GIVEN RECORDS -
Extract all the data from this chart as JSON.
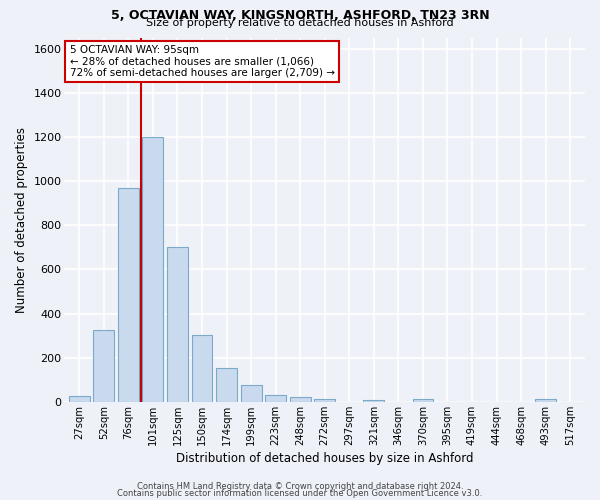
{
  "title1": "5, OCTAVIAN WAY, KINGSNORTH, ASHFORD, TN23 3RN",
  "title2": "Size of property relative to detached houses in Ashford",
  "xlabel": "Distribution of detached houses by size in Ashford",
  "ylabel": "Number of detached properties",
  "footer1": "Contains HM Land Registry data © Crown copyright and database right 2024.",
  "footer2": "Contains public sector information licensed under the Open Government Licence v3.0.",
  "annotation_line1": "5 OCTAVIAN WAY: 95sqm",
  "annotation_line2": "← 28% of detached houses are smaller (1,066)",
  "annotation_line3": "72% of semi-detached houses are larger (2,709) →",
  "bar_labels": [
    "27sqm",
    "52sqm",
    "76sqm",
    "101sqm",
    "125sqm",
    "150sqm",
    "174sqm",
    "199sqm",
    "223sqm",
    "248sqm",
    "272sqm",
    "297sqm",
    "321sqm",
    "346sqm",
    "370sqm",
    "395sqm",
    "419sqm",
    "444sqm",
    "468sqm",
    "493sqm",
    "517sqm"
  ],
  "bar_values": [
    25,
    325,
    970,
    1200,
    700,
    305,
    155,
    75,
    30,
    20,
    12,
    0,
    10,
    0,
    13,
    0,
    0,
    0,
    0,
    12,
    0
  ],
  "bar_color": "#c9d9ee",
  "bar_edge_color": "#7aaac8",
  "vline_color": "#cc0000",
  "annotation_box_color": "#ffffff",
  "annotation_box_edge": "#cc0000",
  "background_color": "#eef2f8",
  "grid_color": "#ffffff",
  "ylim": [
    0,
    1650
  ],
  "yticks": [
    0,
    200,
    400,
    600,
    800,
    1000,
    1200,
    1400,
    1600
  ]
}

EXERCISE BRIEF - Determine how many lines contain the word "OCTAVIAN" and reply with that number alone.

WORKED ANSWER - 2